● Task prompt: Set down the full listing exactly, character for character.

[Begin Supplied entries]

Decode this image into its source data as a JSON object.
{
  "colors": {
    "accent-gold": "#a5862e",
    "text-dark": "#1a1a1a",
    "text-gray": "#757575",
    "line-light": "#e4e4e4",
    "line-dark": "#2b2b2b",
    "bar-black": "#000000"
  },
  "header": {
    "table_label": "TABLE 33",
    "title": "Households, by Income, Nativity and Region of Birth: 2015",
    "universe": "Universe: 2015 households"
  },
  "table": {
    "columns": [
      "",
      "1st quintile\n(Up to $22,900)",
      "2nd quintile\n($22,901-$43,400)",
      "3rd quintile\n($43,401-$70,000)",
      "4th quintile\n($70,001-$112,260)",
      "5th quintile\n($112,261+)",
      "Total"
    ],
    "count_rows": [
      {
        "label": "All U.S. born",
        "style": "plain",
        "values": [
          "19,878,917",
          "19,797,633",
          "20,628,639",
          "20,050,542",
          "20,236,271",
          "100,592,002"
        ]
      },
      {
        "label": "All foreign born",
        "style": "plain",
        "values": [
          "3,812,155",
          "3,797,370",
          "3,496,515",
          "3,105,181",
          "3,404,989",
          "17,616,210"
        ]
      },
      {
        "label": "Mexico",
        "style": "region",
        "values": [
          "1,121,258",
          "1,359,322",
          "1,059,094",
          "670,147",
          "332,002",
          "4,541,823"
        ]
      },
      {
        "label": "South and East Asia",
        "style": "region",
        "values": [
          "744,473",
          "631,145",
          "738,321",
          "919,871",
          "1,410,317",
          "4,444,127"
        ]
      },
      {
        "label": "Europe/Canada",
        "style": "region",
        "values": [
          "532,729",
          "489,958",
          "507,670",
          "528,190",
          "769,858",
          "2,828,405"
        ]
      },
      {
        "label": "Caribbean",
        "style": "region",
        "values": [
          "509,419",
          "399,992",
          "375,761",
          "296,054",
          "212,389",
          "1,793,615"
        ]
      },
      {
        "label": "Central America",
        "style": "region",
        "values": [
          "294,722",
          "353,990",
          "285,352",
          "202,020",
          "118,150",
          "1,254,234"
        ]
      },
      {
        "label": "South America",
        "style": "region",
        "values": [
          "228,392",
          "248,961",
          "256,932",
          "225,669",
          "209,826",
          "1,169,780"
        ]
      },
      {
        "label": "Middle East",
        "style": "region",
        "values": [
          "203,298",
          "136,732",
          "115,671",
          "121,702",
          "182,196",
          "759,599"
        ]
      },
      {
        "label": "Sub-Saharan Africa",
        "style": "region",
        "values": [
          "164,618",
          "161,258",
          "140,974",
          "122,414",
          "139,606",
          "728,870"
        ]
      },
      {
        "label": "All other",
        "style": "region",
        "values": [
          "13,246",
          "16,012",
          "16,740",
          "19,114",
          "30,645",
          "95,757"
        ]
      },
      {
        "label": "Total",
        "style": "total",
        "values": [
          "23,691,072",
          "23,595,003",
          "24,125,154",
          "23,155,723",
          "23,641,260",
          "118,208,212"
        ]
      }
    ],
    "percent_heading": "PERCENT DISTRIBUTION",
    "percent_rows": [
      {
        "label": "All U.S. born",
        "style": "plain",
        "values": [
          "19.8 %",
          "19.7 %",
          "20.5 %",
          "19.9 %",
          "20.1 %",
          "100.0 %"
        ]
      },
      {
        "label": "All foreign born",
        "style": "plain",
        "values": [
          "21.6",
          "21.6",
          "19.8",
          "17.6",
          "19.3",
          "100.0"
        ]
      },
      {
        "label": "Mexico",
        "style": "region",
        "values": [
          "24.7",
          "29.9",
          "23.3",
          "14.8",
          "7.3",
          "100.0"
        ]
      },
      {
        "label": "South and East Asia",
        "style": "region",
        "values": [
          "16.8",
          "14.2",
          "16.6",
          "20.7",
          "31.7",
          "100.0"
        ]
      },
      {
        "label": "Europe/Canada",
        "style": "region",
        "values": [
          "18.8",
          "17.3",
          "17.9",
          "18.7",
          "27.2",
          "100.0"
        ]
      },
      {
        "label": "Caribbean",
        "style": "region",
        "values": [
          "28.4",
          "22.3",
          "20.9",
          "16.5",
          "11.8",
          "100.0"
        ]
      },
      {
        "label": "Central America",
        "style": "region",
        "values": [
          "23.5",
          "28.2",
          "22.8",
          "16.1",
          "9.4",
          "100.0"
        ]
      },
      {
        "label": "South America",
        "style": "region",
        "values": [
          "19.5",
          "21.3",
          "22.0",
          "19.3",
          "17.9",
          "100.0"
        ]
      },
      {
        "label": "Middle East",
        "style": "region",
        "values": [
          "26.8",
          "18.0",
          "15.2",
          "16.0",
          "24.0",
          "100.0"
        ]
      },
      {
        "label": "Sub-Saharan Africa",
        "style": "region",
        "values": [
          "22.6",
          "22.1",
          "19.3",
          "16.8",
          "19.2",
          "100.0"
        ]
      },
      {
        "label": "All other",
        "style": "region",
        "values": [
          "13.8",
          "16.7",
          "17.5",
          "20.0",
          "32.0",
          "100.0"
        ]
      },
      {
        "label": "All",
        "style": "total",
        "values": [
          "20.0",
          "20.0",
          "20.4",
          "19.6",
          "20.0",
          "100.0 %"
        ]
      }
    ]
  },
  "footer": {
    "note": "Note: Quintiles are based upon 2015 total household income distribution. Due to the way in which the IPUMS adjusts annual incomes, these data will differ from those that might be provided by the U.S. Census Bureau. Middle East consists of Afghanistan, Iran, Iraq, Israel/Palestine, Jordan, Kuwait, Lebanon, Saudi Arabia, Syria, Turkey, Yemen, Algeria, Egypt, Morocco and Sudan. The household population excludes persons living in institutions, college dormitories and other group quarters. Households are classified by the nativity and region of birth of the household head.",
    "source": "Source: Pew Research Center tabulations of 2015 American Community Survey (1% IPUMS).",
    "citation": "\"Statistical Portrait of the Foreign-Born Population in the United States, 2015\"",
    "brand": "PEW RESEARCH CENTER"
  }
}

[End Supplied entries]

● Response:
Decode this image into its source data as a JSON object.
{
  "colors": {
    "accent-gold": "#a5862e",
    "text-dark": "#1a1a1a",
    "text-gray": "#757575",
    "line-light": "#e4e4e4",
    "line-dark": "#2b2b2b",
    "bar-black": "#000000"
  },
  "header": {
    "table_label": "TABLE 33",
    "title": "Households, by Income, Nativity and Region of Birth: 2015",
    "universe": "Universe: 2015 households"
  },
  "table": {
    "columns": [
      "",
      "1st quintile\n(Up to $22,900)",
      "2nd quintile\n($22,901-$43,400)",
      "3rd quintile\n($43,401-$70,000)",
      "4th quintile\n($70,001-$112,260)",
      "5th quintile\n($112,261+)",
      "Total"
    ],
    "count_rows": [
      {
        "label": "All U.S. born",
        "style": "plain",
        "values": [
          "19,878,917",
          "19,797,633",
          "20,628,639",
          "20,050,542",
          "20,236,271",
          "100,592,002"
        ]
      },
      {
        "label": "All foreign born",
        "style": "plain",
        "values": [
          "3,812,155",
          "3,797,370",
          "3,496,515",
          "3,105,181",
          "3,404,989",
          "17,616,210"
        ]
      },
      {
        "label": "Mexico",
        "style": "region",
        "values": [
          "1,121,258",
          "1,359,322",
          "1,059,094",
          "670,147",
          "332,002",
          "4,541,823"
        ]
      },
      {
        "label": "South and East Asia",
        "style": "region",
        "values": [
          "744,473",
          "631,145",
          "738,321",
          "919,871",
          "1,410,317",
          "4,444,127"
        ]
      },
      {
        "label": "Europe/Canada",
        "style": "region",
        "values": [
          "532,729",
          "489,958",
          "507,670",
          "528,190",
          "769,858",
          "2,828,405"
        ]
      },
      {
        "label": "Caribbean",
        "style": "region",
        "values": [
          "509,419",
          "399,992",
          "375,761",
          "296,054",
          "212,389",
          "1,793,615"
        ]
      },
      {
        "label": "Central America",
        "style": "region",
        "values": [
          "294,722",
          "353,990",
          "285,352",
          "202,020",
          "118,150",
          "1,254,234"
        ]
      },
      {
        "label": "South America",
        "style": "region",
        "values": [
          "228,392",
          "248,961",
          "256,932",
          "225,669",
          "209,826",
          "1,169,780"
        ]
      },
      {
        "label": "Middle East",
        "style": "region",
        "values": [
          "203,298",
          "136,732",
          "115,671",
          "121,702",
          "182,196",
          "759,599"
        ]
      },
      {
        "label": "Sub-Saharan Africa",
        "style": "region",
        "values": [
          "164,618",
          "161,258",
          "140,974",
          "122,414",
          "139,606",
          "728,870"
        ]
      },
      {
        "label": "All other",
        "style": "region",
        "values": [
          "13,246",
          "16,012",
          "16,740",
          "19,114",
          "30,645",
          "95,757"
        ]
      },
      {
        "label": "Total",
        "style": "total",
        "values": [
          "23,691,072",
          "23,595,003",
          "24,125,154",
          "23,155,723",
          "23,641,260",
          "118,208,212"
        ]
      }
    ],
    "percent_heading": "PERCENT DISTRIBUTION",
    "percent_rows": [
      {
        "label": "All U.S. born",
        "style": "plain",
        "values": [
          "19.8 %",
          "19.7 %",
          "20.5 %",
          "19.9 %",
          "20.1 %",
          "100.0 %"
        ]
      },
      {
        "label": "All foreign born",
        "style": "plain",
        "values": [
          "21.6",
          "21.6",
          "19.8",
          "17.6",
          "19.3",
          "100.0"
        ]
      },
      {
        "label": "Mexico",
        "style": "region",
        "values": [
          "24.7",
          "29.9",
          "23.3",
          "14.8",
          "7.3",
          "100.0"
        ]
      },
      {
        "label": "South and East Asia",
        "style": "region",
        "values": [
          "16.8",
          "14.2",
          "16.6",
          "20.7",
          "31.7",
          "100.0"
        ]
      },
      {
        "label": "Europe/Canada",
        "style": "region",
        "values": [
          "18.8",
          "17.3",
          "17.9",
          "18.7",
          "27.2",
          "100.0"
        ]
      },
      {
        "label": "Caribbean",
        "style": "region",
        "values": [
          "28.4",
          "22.3",
          "20.9",
          "16.5",
          "11.8",
          "100.0"
        ]
      },
      {
        "label": "Central America",
        "style": "region",
        "values": [
          "23.5",
          "28.2",
          "22.8",
          "16.1",
          "9.4",
          "100.0"
        ]
      },
      {
        "label": "South America",
        "style": "region",
        "values": [
          "19.5",
          "21.3",
          "22.0",
          "19.3",
          "17.9",
          "100.0"
        ]
      },
      {
        "label": "Middle East",
        "style": "region",
        "values": [
          "26.8",
          "18.0",
          "15.2",
          "16.0",
          "24.0",
          "100.0"
        ]
      },
      {
        "label": "Sub-Saharan Africa",
        "style": "region",
        "values": [
          "22.6",
          "22.1",
          "19.3",
          "16.8",
          "19.2",
          "100.0"
        ]
      },
      {
        "label": "All other",
        "style": "region",
        "values": [
          "13.8",
          "16.7",
          "17.5",
          "20.0",
          "32.0",
          "100.0"
        ]
      },
      {
        "label": "All",
        "style": "total",
        "values": [
          "20.0",
          "20.0",
          "20.4",
          "19.6",
          "20.0",
          "100.0 %"
        ]
      }
    ]
  },
  "footer": {
    "note": "Note: Quintiles are based upon 2015 total household income distribution. Due to the way in which the IPUMS adjusts annual incomes, these data will differ from those that might be provided by the U.S. Census Bureau. Middle East consists of Afghanistan, Iran, Iraq, Israel/Palestine, Jordan, Kuwait, Lebanon, Saudi Arabia, Syria, Turkey, Yemen, Algeria, Egypt, Morocco and Sudan. The household population excludes persons living in institutions, college dormitories and other group quarters. Households are classified by the nativity and region of birth of the household head.",
    "source": "Source: Pew Research Center tabulations of 2015 American Community Survey (1% IPUMS).",
    "citation": "\"Statistical Portrait of the Foreign-Born Population in the United States, 2015\"",
    "brand": "PEW RESEARCH CENTER"
  }
}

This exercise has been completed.